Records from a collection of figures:
____

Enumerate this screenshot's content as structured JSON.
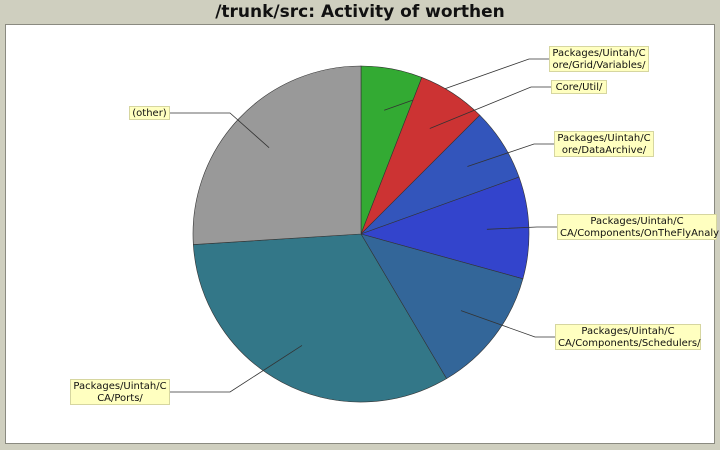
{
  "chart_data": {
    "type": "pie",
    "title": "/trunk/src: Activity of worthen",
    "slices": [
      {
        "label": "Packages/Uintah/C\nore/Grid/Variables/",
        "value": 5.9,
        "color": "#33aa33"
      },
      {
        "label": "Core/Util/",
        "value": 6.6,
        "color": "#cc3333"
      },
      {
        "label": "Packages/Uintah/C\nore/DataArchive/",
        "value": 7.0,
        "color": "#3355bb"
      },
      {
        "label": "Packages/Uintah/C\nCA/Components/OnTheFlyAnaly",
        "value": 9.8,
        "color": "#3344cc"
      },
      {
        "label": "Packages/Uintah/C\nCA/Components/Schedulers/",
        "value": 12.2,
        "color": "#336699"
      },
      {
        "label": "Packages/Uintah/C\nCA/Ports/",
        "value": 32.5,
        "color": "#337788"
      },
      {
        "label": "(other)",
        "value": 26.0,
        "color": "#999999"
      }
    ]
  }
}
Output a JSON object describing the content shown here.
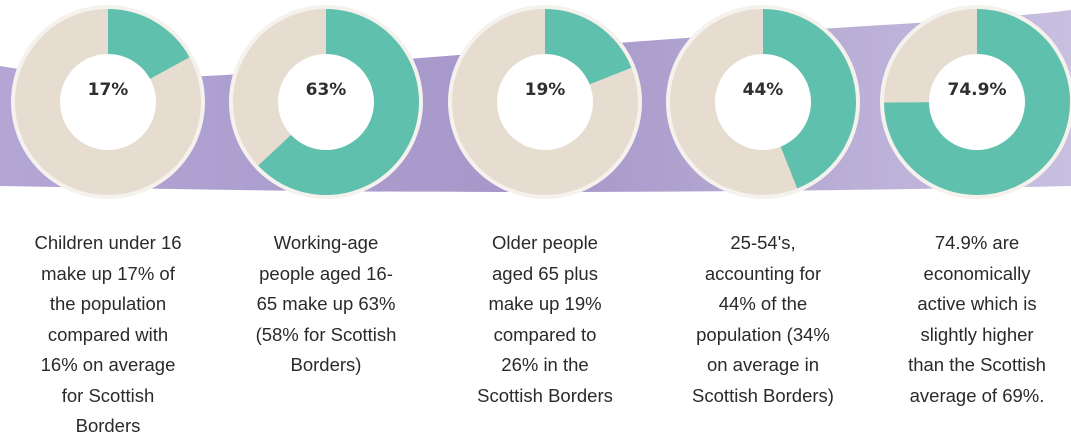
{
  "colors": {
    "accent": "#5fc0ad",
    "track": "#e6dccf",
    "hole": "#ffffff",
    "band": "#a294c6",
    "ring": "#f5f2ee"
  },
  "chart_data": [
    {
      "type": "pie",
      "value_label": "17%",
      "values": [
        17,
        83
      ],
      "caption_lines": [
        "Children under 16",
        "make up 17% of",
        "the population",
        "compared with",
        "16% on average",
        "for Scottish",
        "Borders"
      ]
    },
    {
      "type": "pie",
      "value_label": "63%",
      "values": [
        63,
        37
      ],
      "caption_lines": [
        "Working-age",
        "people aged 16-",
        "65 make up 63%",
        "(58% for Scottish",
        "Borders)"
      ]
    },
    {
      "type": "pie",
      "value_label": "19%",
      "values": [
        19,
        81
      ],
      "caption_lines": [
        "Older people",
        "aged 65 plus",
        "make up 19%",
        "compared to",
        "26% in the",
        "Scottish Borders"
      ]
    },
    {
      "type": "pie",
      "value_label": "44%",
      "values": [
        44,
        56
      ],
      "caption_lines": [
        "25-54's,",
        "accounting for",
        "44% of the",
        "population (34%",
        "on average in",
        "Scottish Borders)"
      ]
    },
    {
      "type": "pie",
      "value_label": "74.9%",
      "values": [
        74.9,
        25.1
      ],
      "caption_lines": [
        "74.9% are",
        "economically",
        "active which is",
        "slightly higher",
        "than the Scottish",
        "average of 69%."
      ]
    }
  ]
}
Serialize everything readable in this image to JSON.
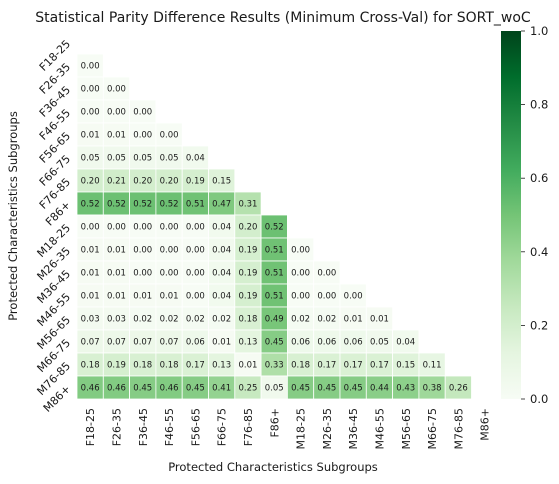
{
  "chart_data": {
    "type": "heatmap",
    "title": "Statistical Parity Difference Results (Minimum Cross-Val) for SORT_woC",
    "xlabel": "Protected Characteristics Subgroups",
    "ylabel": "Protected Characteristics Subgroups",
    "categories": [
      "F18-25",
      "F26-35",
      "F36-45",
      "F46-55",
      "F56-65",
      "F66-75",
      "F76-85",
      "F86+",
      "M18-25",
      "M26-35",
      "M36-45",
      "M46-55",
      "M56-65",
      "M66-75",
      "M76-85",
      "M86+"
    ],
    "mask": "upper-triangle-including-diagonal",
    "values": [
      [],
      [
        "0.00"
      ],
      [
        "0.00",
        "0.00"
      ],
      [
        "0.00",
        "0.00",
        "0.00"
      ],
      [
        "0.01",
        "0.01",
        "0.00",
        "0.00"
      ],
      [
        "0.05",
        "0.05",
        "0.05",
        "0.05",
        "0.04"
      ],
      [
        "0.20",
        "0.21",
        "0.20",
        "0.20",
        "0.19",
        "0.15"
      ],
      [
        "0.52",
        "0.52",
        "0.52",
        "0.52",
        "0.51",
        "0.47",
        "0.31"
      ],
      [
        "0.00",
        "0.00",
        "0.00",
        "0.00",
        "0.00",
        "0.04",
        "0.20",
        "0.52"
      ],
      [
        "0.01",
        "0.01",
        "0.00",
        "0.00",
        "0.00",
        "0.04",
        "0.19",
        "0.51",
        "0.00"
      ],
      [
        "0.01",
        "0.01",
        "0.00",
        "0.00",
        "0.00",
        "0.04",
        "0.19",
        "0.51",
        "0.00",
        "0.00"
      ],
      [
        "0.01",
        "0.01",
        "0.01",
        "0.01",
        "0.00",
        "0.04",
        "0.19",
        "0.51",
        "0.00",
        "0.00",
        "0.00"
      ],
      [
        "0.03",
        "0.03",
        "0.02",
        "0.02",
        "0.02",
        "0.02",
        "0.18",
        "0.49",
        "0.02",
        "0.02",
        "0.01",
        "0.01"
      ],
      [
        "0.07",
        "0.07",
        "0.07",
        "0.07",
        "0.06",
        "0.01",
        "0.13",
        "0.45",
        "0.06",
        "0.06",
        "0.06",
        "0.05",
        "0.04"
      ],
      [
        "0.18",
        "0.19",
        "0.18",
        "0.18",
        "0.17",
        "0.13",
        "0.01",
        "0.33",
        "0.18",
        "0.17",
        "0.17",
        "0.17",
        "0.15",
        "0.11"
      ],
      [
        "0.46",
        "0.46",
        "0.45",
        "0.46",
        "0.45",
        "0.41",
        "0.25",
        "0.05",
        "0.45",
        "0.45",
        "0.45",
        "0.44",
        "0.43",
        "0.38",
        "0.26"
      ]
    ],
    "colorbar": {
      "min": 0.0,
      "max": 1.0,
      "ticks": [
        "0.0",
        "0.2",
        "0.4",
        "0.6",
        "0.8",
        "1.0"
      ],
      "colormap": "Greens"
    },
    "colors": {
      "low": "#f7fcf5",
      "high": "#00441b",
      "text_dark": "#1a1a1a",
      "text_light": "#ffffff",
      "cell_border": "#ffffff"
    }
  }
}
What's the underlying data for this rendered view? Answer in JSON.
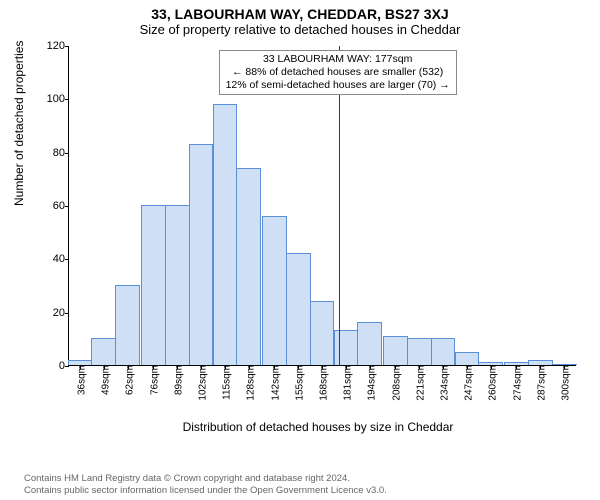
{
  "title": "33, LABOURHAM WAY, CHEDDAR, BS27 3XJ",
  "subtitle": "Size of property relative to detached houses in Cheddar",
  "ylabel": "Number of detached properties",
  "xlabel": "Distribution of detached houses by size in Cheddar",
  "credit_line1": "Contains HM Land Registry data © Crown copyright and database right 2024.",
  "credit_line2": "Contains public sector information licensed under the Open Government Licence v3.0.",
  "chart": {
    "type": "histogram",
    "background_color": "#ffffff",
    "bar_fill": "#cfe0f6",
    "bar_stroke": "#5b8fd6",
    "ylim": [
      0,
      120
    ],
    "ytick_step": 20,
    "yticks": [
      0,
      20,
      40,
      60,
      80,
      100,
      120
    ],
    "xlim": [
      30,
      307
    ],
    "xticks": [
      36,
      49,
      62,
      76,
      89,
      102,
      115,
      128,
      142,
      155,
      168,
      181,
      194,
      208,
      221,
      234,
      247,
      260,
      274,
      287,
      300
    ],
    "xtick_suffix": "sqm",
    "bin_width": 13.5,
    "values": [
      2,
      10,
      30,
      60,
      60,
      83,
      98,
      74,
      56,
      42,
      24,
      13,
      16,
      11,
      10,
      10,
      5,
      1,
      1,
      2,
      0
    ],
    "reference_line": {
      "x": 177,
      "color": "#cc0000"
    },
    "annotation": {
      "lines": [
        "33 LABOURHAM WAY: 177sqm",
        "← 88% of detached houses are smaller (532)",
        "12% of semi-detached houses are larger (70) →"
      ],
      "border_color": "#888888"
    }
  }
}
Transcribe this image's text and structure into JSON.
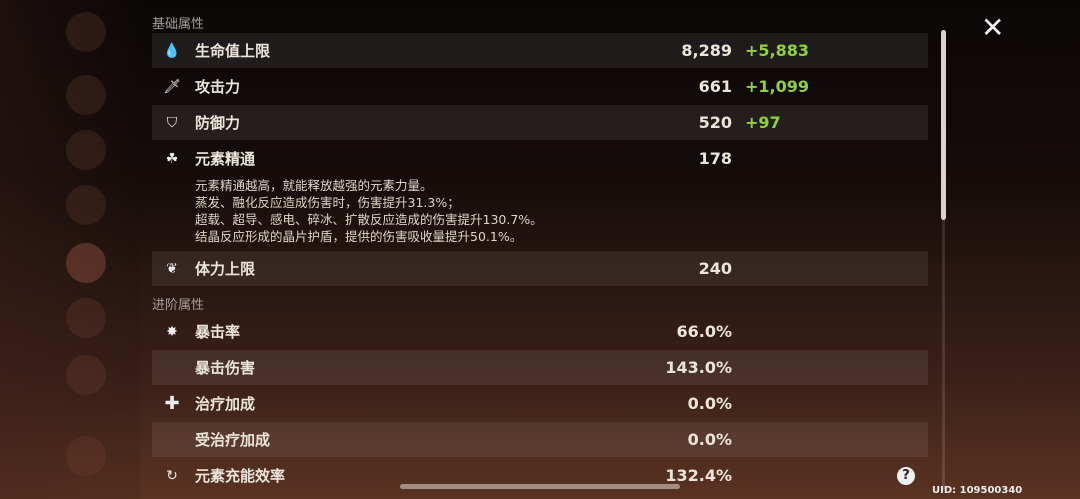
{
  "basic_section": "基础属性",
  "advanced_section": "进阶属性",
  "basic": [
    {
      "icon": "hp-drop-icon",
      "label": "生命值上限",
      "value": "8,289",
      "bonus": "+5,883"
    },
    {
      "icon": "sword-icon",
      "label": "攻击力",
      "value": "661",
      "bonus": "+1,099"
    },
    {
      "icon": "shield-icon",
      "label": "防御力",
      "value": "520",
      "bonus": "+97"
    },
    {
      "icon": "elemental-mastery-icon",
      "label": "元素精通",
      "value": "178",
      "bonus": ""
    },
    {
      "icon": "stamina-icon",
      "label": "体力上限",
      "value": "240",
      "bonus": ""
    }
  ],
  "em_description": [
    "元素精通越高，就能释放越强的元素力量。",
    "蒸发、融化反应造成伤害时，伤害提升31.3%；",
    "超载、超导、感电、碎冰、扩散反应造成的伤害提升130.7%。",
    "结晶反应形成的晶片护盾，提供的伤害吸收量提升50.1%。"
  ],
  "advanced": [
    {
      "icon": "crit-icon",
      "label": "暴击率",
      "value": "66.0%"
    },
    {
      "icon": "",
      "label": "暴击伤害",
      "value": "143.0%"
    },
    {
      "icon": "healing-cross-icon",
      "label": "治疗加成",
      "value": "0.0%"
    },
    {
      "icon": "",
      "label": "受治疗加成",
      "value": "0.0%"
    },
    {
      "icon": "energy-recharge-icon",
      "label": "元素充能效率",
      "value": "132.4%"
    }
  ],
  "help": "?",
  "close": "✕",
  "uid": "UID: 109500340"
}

____

Problem requirements:
Each line of the material that holds the string "houses" counts once; give the total alone.

The result:
4